## Exercise
Exactly the lines from the one containing "What data populates" through the final line of the listing are to be retyped, and nothing more.

## Excerpted data
>> begin
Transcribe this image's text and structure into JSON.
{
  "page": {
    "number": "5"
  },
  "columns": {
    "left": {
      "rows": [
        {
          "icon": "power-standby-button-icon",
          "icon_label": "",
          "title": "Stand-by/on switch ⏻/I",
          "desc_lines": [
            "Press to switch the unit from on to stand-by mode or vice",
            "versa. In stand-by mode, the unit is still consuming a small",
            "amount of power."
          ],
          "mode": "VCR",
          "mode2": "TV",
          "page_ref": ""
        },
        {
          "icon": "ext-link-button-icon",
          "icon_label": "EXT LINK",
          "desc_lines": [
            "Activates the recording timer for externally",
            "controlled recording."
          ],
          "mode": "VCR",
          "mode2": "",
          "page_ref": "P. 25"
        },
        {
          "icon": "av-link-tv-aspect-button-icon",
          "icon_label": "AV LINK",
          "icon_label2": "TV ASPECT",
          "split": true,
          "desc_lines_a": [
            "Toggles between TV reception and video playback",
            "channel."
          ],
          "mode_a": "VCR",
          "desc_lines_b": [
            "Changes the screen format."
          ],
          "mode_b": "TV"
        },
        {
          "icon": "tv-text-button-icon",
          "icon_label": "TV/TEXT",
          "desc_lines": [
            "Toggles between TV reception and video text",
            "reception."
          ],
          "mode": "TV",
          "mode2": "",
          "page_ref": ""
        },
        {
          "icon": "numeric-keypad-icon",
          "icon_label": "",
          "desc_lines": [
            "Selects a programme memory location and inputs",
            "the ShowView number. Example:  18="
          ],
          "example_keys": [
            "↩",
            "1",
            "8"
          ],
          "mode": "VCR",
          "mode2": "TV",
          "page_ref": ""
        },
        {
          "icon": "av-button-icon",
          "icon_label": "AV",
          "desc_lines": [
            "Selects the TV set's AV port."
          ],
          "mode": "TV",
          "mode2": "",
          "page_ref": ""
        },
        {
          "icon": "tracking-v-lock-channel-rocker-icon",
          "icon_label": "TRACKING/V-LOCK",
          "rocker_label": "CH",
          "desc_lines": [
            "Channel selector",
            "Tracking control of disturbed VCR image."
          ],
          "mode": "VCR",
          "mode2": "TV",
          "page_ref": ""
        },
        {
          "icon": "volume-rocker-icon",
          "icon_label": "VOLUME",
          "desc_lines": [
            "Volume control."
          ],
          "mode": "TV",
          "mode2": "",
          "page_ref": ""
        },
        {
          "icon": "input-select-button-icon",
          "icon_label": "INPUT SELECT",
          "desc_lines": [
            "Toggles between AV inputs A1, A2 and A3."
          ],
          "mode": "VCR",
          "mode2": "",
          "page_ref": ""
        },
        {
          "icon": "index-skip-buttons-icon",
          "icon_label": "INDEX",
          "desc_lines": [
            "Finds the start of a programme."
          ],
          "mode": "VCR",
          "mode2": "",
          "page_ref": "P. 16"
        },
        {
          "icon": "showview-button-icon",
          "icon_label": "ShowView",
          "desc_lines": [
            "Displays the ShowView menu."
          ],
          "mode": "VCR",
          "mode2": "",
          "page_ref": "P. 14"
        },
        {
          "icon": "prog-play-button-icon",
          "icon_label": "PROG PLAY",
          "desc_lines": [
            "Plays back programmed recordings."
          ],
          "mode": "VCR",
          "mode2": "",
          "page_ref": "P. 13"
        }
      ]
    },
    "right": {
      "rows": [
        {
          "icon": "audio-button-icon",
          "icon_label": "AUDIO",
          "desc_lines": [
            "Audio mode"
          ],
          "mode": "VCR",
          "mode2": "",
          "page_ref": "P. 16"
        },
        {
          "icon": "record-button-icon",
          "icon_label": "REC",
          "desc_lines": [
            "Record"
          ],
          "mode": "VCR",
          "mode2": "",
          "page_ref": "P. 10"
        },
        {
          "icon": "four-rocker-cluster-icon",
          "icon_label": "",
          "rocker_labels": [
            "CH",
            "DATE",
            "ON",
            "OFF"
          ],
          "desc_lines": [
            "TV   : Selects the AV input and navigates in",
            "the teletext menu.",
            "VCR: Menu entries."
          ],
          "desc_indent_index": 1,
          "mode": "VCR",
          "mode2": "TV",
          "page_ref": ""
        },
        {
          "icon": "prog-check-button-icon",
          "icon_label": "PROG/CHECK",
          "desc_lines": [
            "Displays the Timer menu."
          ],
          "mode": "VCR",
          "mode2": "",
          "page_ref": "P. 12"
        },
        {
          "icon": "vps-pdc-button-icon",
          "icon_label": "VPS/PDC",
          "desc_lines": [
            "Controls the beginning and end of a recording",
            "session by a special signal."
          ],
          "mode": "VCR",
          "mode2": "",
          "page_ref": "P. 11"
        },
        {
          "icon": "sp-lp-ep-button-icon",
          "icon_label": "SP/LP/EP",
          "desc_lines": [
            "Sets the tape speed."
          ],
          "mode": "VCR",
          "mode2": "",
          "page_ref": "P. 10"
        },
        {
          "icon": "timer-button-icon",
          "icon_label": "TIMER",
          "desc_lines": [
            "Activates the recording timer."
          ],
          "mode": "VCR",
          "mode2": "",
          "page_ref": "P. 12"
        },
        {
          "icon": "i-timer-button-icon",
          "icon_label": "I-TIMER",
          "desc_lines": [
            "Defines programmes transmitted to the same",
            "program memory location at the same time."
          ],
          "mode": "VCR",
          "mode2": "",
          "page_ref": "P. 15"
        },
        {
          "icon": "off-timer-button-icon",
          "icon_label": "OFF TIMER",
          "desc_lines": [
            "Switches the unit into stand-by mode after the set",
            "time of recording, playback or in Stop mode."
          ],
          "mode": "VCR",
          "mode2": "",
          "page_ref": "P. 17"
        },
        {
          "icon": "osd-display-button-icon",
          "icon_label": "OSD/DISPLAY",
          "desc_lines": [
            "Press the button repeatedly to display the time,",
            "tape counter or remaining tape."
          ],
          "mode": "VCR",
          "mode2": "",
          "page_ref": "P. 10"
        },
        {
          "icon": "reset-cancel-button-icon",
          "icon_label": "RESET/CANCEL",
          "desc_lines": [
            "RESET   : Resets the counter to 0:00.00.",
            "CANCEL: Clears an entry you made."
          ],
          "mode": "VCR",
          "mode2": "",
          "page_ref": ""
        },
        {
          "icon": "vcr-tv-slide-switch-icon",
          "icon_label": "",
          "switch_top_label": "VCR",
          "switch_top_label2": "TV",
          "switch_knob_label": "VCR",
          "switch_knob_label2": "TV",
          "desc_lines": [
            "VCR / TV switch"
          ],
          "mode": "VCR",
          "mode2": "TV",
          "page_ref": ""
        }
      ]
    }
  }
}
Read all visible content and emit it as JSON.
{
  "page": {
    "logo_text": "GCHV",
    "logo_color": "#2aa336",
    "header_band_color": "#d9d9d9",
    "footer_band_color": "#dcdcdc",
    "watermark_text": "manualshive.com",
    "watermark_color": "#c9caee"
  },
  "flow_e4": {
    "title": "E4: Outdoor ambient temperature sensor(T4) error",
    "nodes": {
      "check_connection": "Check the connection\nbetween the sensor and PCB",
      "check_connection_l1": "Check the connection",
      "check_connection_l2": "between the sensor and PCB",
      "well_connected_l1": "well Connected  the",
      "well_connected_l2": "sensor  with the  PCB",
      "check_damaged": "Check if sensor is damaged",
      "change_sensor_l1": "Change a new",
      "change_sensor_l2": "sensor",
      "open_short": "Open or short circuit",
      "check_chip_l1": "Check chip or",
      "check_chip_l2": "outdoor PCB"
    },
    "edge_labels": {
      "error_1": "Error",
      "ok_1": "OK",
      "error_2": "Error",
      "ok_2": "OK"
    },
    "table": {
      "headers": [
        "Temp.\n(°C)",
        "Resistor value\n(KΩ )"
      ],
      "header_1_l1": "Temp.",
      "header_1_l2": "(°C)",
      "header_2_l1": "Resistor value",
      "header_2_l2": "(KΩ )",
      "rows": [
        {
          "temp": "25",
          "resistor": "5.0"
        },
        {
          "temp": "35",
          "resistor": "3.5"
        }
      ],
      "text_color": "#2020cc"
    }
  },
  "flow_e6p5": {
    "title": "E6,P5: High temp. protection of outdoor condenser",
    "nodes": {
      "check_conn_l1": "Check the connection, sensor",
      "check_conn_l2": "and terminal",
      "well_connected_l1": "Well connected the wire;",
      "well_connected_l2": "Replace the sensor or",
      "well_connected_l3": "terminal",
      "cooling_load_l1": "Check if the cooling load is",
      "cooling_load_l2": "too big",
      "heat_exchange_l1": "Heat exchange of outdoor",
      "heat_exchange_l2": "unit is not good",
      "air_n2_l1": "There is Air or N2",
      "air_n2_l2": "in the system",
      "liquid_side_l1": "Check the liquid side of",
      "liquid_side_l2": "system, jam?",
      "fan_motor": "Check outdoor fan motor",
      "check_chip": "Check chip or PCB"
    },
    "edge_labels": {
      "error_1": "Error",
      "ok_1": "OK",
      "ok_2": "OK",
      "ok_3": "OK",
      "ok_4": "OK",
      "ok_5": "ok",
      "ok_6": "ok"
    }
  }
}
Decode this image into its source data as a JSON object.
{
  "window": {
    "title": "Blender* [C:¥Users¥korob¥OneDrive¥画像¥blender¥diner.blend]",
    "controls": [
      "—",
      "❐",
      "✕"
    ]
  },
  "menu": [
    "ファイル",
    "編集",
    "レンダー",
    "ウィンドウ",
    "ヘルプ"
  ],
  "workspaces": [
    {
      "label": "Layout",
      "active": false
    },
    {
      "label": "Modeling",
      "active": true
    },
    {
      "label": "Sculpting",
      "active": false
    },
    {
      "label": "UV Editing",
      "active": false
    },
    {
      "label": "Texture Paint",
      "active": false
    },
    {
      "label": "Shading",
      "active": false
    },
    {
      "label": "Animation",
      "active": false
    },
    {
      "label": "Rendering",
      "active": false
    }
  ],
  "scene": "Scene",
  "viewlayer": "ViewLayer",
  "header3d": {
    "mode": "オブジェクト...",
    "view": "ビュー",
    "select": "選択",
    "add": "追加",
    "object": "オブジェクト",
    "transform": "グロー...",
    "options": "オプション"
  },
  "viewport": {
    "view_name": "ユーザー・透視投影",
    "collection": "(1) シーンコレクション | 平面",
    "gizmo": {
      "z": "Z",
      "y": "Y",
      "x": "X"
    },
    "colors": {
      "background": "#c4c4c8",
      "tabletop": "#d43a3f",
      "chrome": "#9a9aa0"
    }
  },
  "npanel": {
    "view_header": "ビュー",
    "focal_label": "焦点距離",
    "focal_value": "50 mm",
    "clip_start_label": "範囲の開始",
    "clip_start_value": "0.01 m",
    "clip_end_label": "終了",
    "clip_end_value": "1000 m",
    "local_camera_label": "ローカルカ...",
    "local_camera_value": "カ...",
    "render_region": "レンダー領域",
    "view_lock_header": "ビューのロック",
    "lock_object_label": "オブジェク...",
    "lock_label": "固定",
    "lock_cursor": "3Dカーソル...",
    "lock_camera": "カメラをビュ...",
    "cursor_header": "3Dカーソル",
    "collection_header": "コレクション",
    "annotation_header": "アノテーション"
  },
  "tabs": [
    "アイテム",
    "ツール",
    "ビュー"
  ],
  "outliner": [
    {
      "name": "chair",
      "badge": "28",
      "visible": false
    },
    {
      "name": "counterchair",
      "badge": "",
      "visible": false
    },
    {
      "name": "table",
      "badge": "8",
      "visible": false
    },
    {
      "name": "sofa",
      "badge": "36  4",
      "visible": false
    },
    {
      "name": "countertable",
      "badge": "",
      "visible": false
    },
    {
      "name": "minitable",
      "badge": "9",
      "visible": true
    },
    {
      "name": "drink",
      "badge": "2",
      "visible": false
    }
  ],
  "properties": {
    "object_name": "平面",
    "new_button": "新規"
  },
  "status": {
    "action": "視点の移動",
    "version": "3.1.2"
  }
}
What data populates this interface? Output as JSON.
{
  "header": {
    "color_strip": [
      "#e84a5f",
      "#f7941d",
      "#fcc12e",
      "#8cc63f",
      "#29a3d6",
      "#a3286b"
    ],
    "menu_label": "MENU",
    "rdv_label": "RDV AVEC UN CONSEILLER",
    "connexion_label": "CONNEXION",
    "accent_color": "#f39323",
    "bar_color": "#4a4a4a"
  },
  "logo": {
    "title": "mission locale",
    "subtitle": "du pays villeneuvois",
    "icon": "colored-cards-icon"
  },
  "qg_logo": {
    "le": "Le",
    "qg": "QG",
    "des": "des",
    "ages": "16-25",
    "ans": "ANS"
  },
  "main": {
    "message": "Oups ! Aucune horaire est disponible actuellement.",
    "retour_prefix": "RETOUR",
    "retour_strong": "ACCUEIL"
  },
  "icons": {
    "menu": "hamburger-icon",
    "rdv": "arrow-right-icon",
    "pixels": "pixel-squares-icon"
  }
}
>> end
## Result
What data populates this interface? Output as JSON.
{
  "header": {
    "color_strip": [
      "#e84a5f",
      "#f7941d",
      "#fcc12e",
      "#8cc63f",
      "#29a3d6",
      "#a3286b"
    ],
    "menu_label": "MENU",
    "rdv_label": "RDV AVEC UN CONSEILLER",
    "connexion_label": "CONNEXION",
    "accent_color": "#f39323",
    "bar_color": "#4a4a4a"
  },
  "logo": {
    "title": "mission locale",
    "subtitle": "du pays villeneuvois",
    "icon": "colored-cards-icon"
  },
  "qg_logo": {
    "le": "Le",
    "qg": "QG",
    "des": "des",
    "ages": "16-25",
    "ans": "ANS"
  },
  "main": {
    "message": "Oups ! Aucune horaire est disponible actuellement.",
    "retour_prefix": "RETOUR",
    "retour_strong": "ACCUEIL"
  },
  "icons": {
    "menu": "hamburger-icon",
    "rdv": "arrow-right-icon",
    "pixels": "pixel-squares-icon"
  }
}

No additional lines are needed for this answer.